## Begin

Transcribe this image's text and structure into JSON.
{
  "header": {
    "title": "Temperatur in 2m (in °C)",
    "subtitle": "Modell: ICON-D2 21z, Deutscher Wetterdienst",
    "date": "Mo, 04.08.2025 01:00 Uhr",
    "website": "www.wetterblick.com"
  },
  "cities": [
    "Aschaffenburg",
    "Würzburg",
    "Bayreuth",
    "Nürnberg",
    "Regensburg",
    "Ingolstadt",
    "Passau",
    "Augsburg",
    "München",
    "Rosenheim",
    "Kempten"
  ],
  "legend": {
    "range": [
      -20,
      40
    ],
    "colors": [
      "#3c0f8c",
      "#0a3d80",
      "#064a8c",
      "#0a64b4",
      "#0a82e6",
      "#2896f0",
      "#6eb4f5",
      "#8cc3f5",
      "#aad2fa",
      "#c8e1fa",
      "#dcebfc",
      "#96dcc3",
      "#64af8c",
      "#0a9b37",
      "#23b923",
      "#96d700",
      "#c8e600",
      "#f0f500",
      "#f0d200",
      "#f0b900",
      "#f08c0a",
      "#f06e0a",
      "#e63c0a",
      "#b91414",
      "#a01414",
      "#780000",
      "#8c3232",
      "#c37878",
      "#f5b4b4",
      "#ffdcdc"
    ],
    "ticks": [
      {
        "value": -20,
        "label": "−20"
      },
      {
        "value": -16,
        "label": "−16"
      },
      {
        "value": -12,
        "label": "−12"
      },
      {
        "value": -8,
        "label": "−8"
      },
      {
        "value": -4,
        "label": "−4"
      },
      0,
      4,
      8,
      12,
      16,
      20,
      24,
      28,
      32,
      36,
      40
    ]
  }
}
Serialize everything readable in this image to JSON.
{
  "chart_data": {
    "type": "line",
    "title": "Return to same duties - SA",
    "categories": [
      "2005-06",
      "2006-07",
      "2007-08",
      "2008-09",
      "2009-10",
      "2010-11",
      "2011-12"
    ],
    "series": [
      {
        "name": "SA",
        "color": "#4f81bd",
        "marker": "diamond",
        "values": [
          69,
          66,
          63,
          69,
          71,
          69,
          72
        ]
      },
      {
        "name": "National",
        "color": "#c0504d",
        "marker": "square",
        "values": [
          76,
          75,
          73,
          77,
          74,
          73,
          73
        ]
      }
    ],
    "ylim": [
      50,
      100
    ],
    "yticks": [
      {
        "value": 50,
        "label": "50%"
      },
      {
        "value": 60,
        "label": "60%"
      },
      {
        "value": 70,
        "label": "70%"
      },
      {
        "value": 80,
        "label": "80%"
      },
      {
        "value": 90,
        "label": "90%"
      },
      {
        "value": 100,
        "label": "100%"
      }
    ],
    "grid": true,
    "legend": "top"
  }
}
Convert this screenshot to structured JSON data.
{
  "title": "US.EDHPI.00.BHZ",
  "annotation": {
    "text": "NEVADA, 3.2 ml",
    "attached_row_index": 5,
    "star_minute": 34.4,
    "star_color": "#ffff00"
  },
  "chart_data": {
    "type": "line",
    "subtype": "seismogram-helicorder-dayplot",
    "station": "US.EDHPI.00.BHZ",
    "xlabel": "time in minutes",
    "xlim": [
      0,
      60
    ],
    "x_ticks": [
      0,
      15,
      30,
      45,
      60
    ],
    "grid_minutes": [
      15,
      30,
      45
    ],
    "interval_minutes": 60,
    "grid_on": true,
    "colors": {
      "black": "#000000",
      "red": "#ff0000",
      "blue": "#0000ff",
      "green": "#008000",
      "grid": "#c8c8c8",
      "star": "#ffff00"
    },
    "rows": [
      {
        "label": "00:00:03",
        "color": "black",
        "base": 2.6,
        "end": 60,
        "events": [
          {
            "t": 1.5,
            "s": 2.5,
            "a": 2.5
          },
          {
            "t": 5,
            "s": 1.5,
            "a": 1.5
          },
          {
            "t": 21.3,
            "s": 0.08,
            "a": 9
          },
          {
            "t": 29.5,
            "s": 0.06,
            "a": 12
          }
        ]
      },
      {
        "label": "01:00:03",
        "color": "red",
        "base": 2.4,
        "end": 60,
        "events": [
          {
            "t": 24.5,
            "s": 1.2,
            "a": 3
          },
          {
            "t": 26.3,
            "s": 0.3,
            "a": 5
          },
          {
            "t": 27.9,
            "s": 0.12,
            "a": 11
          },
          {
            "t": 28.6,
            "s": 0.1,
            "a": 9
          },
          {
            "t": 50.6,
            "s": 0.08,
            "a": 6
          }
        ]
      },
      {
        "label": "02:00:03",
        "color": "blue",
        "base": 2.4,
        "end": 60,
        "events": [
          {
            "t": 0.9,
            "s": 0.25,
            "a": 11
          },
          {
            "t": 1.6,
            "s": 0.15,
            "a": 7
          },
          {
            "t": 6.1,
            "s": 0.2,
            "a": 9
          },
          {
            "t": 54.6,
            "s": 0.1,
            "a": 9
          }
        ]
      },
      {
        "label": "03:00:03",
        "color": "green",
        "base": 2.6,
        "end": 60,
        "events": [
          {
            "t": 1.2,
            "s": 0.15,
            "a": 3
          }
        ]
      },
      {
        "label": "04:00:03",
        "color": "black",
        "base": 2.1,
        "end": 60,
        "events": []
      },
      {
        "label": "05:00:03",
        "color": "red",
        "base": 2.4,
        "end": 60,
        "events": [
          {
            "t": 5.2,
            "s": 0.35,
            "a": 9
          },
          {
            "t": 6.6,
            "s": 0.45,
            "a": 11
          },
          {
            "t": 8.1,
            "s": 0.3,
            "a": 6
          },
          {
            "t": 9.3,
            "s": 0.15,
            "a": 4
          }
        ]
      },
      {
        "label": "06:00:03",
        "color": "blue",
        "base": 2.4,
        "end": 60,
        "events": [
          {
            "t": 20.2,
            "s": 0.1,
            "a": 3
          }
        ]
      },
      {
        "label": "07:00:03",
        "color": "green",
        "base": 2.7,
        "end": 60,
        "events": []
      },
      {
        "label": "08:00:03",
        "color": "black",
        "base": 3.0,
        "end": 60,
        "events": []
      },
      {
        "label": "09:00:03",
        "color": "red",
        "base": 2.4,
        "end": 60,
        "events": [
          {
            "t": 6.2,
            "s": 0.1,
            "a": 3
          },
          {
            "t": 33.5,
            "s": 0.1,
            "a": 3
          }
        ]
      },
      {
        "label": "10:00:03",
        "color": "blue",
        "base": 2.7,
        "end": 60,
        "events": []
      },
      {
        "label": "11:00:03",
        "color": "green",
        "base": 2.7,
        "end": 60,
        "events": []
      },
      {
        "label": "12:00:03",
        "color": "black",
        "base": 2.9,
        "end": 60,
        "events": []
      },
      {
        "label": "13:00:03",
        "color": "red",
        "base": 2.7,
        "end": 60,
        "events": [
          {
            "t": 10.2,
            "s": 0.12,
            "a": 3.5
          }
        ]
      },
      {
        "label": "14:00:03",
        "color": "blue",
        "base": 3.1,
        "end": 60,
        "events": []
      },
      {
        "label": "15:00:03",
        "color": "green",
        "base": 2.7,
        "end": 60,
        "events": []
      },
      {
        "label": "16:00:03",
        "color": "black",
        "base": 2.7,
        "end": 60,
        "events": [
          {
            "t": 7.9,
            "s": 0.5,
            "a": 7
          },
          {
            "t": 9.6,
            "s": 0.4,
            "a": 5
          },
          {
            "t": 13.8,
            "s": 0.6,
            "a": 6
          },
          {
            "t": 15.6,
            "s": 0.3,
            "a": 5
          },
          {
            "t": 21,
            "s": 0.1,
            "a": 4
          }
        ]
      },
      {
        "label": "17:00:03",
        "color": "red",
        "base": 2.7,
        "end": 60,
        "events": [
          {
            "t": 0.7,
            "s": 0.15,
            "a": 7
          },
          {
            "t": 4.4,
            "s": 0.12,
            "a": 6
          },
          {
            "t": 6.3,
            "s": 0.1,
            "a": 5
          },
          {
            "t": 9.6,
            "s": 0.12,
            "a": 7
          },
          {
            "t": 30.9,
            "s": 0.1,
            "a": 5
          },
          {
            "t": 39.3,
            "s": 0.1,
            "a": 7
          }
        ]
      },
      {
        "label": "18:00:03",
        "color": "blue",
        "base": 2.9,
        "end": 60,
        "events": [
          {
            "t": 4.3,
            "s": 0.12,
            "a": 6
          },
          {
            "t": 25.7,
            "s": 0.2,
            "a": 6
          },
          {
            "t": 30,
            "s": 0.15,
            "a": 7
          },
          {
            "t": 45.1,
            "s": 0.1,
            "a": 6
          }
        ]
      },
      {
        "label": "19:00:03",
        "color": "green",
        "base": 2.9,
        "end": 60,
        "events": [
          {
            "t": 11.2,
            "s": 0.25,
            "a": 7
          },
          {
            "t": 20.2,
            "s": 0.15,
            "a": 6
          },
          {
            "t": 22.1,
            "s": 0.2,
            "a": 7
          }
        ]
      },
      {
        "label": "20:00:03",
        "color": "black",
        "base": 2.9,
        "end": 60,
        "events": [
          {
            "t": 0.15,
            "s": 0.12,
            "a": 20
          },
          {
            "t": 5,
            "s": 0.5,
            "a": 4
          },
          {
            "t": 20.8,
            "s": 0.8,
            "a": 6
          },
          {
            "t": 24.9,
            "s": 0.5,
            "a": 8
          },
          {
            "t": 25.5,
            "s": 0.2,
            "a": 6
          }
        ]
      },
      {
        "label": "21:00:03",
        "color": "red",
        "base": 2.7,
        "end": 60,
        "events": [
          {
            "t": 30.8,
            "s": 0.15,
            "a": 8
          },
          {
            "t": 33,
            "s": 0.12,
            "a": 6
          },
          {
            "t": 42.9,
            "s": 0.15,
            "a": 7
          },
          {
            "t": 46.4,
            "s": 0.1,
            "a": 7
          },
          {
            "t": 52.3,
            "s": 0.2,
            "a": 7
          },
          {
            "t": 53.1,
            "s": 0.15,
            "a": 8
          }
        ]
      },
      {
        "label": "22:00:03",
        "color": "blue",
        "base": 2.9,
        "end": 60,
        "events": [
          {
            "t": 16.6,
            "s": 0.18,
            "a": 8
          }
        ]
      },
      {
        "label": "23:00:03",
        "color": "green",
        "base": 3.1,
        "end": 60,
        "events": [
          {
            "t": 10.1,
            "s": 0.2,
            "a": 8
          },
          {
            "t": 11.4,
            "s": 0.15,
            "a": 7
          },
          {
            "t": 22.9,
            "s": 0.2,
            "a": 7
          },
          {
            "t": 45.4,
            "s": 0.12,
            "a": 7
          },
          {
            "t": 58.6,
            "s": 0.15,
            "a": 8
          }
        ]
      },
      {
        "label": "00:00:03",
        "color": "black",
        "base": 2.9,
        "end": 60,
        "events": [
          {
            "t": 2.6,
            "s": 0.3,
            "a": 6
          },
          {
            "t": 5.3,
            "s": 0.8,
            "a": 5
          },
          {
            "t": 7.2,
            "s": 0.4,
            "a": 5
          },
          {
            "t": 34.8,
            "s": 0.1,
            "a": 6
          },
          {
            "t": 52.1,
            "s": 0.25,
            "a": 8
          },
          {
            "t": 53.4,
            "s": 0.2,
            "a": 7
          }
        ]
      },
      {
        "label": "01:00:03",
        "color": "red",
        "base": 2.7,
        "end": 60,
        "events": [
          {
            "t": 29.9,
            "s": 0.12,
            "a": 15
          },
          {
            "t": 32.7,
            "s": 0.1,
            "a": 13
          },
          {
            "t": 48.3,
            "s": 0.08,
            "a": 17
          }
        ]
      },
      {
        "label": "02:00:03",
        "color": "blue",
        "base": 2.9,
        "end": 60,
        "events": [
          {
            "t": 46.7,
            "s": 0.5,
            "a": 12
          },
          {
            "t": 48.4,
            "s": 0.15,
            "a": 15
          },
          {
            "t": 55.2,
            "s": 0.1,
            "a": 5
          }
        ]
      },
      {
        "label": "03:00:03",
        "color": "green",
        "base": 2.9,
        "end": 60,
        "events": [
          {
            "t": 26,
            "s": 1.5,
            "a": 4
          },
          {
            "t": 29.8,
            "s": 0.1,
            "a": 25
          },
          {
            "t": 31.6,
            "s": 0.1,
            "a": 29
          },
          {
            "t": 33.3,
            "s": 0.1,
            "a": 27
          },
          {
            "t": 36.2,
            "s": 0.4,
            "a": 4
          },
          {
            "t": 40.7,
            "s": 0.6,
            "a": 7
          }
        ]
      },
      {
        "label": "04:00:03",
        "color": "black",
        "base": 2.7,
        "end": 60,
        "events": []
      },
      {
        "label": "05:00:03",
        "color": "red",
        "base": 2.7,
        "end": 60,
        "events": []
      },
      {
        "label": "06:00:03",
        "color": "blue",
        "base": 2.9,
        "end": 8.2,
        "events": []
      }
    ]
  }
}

## End

* [Requirement]
Copy out every line of the material above that mentions the word "this".

* [Output of the exercise]
Transcribe this image's text and structure into JSON.
Serialize everything readable in this image to JSON.
Convert this screenshot to structured JSON data.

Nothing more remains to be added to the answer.